# What is expected
Read the listing below and copy out every line that holds "tlenowy".

(Data records)
---+---
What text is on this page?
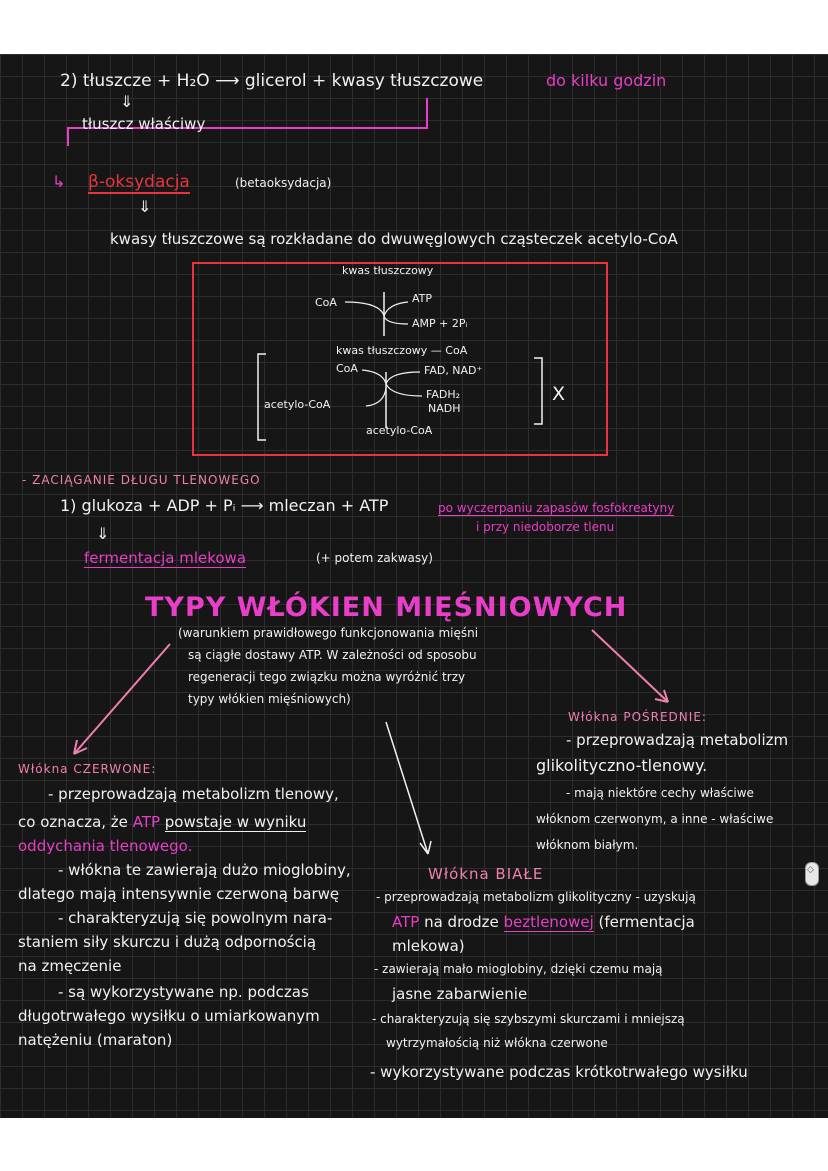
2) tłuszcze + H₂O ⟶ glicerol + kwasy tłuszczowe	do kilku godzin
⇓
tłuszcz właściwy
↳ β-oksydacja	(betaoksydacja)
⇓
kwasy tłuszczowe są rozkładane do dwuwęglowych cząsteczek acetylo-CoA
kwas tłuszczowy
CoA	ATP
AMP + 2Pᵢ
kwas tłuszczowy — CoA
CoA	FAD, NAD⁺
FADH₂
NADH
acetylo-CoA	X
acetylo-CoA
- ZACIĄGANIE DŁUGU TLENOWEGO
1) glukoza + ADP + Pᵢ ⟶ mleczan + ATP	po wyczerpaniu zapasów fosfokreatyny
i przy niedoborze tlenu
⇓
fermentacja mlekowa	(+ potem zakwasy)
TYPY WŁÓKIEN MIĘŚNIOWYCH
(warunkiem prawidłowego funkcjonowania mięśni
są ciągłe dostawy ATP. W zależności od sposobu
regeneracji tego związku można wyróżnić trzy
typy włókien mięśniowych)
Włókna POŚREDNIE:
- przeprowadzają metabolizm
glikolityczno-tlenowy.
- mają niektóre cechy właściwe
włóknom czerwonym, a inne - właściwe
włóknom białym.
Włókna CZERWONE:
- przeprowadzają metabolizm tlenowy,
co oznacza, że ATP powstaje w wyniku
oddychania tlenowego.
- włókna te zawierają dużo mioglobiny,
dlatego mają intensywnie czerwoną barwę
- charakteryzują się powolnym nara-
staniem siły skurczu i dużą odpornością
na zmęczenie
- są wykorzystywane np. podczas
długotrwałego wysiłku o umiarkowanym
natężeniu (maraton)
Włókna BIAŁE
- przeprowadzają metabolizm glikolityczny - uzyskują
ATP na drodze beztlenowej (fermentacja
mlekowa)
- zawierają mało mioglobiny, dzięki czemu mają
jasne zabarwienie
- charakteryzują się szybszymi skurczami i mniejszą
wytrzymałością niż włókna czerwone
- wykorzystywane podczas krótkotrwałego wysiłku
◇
---+---
# Result
glikolityczno-tlenowy.
- przeprowadzają metabolizm tlenowy,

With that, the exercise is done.